(Extracted records)
────────────────

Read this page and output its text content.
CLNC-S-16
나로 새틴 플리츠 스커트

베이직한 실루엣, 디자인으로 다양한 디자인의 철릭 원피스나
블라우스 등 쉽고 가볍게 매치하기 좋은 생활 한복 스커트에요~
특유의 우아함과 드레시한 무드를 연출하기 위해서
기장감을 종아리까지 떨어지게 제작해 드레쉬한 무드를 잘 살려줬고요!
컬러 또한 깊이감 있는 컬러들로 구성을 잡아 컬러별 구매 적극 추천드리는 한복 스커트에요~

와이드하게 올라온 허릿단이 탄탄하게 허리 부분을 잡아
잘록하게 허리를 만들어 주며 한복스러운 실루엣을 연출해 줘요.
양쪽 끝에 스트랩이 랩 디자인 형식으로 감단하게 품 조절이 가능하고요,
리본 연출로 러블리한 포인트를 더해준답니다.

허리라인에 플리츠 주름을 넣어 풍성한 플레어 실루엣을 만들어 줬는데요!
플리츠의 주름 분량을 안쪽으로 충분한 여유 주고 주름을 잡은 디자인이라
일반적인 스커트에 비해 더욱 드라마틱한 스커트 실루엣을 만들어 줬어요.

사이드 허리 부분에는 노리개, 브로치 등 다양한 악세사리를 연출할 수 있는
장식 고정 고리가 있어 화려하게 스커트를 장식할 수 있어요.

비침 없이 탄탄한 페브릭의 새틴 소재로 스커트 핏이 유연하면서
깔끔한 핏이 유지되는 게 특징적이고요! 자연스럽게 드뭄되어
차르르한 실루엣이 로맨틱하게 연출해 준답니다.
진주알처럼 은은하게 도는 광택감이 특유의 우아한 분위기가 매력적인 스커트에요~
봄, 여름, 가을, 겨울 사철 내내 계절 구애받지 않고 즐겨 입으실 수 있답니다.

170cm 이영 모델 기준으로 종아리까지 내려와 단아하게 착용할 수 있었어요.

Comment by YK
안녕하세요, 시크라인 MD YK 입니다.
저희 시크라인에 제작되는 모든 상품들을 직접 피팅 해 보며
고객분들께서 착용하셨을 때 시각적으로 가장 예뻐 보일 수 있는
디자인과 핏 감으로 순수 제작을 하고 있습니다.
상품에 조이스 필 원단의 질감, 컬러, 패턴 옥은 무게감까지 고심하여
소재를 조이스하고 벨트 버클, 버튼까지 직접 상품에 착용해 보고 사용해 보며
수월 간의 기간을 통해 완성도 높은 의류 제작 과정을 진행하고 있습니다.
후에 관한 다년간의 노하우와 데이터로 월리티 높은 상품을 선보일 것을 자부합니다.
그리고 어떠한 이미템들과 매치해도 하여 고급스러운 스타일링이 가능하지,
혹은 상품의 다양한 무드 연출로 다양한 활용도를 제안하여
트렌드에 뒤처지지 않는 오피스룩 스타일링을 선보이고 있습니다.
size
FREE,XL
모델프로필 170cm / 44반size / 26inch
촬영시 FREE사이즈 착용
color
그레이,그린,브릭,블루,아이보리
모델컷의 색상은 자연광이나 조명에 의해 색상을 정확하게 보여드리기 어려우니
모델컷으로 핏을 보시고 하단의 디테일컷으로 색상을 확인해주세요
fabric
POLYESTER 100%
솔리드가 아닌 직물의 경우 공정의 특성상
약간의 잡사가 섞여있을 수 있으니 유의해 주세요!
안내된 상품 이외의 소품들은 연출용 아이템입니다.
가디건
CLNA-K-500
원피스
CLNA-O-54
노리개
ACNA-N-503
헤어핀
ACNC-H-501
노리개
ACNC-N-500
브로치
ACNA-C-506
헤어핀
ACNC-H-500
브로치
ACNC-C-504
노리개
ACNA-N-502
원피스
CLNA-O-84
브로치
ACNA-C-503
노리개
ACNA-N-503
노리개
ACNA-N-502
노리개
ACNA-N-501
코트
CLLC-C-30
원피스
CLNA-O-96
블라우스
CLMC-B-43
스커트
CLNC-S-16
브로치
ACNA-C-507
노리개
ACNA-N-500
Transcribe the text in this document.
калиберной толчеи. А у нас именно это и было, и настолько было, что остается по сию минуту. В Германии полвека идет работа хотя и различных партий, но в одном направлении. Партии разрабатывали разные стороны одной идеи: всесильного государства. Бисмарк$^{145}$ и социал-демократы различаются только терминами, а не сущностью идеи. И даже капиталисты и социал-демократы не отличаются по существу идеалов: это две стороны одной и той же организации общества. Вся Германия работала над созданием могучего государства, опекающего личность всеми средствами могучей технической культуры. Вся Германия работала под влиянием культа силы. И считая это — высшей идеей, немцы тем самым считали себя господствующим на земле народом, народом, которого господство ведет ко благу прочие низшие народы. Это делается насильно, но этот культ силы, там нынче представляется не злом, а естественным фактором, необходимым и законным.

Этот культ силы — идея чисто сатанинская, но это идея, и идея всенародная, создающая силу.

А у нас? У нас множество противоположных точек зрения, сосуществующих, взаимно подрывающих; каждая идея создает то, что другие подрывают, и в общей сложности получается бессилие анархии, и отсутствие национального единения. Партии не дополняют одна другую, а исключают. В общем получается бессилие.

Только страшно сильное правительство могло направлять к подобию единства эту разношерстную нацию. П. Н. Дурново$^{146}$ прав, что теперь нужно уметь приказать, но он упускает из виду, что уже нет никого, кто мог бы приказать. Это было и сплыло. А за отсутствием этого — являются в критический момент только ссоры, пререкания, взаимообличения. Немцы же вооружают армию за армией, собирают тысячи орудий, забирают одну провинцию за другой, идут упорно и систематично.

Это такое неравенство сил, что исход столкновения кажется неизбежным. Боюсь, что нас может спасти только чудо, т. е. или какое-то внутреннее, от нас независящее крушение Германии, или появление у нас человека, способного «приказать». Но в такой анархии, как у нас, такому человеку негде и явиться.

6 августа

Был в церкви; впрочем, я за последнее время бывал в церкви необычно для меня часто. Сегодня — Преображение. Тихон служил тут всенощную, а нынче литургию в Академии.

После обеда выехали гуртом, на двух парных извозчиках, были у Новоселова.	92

────────────────

Direction -
Repeat each record exactly, leaving nothing out.

Response to the task -
Read this page and output its text content.
CLNC-S-16
나로 새틴 플리츠 스커트

베이직한 실루엣, 디자인으로 다양한 디자인의 철릭 원피스나
블라우스 등 쉽고 가볍게 매치하기 좋은 생활 한복 스커트에요~
특유의 우아함과 드레시한 무드를 연출하기 위해서
기장감을 종아리까지 떨어지게 제작해 드레쉬한 무드를 잘 살려줬고요!
컬러 또한 깊이감 있는 컬러들로 구성을 잡아 컬러별 구매 적극 추천드리는 한복 스커트에요~

와이드하게 올라온 허릿단이 탄탄하게 허리 부분을 잡아
잘록하게 허리를 만들어 주며 한복스러운 실루엣을 연출해 줘요.
양쪽 끝에 스트랩이 랩 디자인 형식으로 감단하게 품 조절이 가능하고요,
리본 연출로 러블리한 포인트를 더해준답니다.

허리라인에 플리츠 주름을 넣어 풍성한 플레어 실루엣을 만들어 줬는데요!
플리츠의 주름 분량을 안쪽으로 충분한 여유 주고 주름을 잡은 디자인이라
일반적인 스커트에 비해 더욱 드라마틱한 스커트 실루엣을 만들어 줬어요.

사이드 허리 부분에는 노리개, 브로치 등 다양한 악세사리를 연출할 수 있는
장식 고정 고리가 있어 화려하게 스커트를 장식할 수 있어요.

비침 없이 탄탄한 페브릭의 새틴 소재로 스커트 핏이 유연하면서
깔끔한 핏이 유지되는 게 특징적이고요! 자연스럽게 드뭄되어
차르르한 실루엣이 로맨틱하게 연출해 준답니다.
진주알처럼 은은하게 도는 광택감이 특유의 우아한 분위기가 매력적인 스커트에요~
봄, 여름, 가을, 겨울 사철 내내 계절 구애받지 않고 즐겨 입으실 수 있답니다.

170cm 이영 모델 기준으로 종아리까지 내려와 단아하게 착용할 수 있었어요.

Comment by YK
안녕하세요, 시크라인 MD YK 입니다.
저희 시크라인에 제작되는 모든 상품들을 직접 피팅 해 보며
고객분들께서 착용하셨을 때 시각적으로 가장 예뻐 보일 수 있는
디자인과 핏 감으로 순수 제작을 하고 있습니다.
상품에 조이스 필 원단의 질감, 컬러, 패턴 옥은 무게감까지 고심하여
소재를 조이스하고 벨트 버클, 버튼까지 직접 상품에 착용해 보고 사용해 보며
수월 간의 기간을 통해 완성도 높은 의류 제작 과정을 진행하고 있습니다.
후에 관한 다년간의 노하우와 데이터로 월리티 높은 상품을 선보일 것을 자부합니다.
그리고 어떠한 이미템들과 매치해도 하여 고급스러운 스타일링이 가능하지,
혹은 상품의 다양한 무드 연출로 다양한 활용도를 제안하여
트렌드에 뒤처지지 않는 오피스룩 스타일링을 선보이고 있습니다.
size
FREE,XL
모델프로필 170cm / 44반size / 26inch
촬영시 FREE사이즈 착용
color
그레이,그린,브릭,블루,아이보리
모델컷의 색상은 자연광이나 조명에 의해 색상을 정확하게 보여드리기 어려우니
모델컷으로 핏을 보시고 하단의 디테일컷으로 색상을 확인해주세요
fabric
POLYESTER 100%
솔리드가 아닌 직물의 경우 공정의 특성상
약간의 잡사가 섞여있을 수 있으니 유의해 주세요!
안내된 상품 이외의 소품들은 연출용 아이템입니다.
가디건
CLNA-K-500
원피스
CLNA-O-54
노리개
ACNA-N-503
헤어핀
ACNC-H-501
노리개
ACNC-N-500
브로치
ACNA-C-506
헤어핀
ACNC-H-500
브로치
ACNC-C-504
노리개
ACNA-N-502
원피스
CLNA-O-84
브로치
ACNA-C-503
노리개
ACNA-N-503
노리개
ACNA-N-502
노리개
ACNA-N-501
코트
CLLC-C-30
원피스
CLNA-O-96
블라우스
CLMC-B-43
스커트
CLNC-S-16
브로치
ACNA-C-507
노리개
ACNA-N-500
Transcribe the text in this document.
калиберной толчеи. А у нас именно это и было, и настолько было, что остается по сию минуту. В Германии полвека идет работа хотя и различных партий, но в одном направлении. Партии разрабатывали разные стороны одной идеи: всесильного государства. Бисмарк$^{145}$ и социал-демократы различаются только терминами, а не сущностью идеи. И даже капиталисты и социал-демократы не отличаются по существу идеалов: это две стороны одной и той же организации общества. Вся Германия работала над созданием могучего государства, опекающего личность всеми средствами могучей технической культуры. Вся Германия работала под влиянием культа силы. И считая это — высшей идеей, немцы тем самым считали себя господствующим на земле народом, народом, которого господство ведет ко благу прочие низшие народы. Это делается насильно, но этот культ силы, там нынче представляется не злом, а естественным фактором, необходимым и законным.

Этот культ силы — идея чисто сатанинская, но это идея, и идея всенародная, создающая силу.

А у нас? У нас множество противоположных точек зрения, сосуществующих, взаимно подрывающих; каждая идея создает то, что другие подрывают, и в общей сложности получается бессилие анархии, и отсутствие национального единения. Партии не дополняют одна другую, а исключают. В общем получается бессилие.

Только страшно сильное правительство могло направлять к подобию единства эту разношерстную нацию. П. Н. Дурново$^{146}$ прав, что теперь нужно уметь приказать, но он упускает из виду, что уже нет никого, кто мог бы приказать. Это было и сплыло. А за отсутствием этого — являются в критический момент только ссоры, пререкания, взаимообличения. Немцы же вооружают армию за армией, собирают тысячи орудий, забирают одну провинцию за другой, идут упорно и систематично.

Это такое неравенство сил, что исход столкновения кажется неизбежным. Боюсь, что нас может спасти только чудо, т. е. или какое-то внутреннее, от нас независящее крушение Германии, или появление у нас человека, способного «приказать». Но в такой анархии, как у нас, такому человеку негде и явиться.

6 августа

Был в церкви; впрочем, я за последнее время бывал в церкви необычно для меня часто. Сегодня — Преображение. Тихон служил тут всенощную, а нынче литургию в Академии.

После обеда выехали гуртом, на двух парных извозчиках, были у Новоселова.	92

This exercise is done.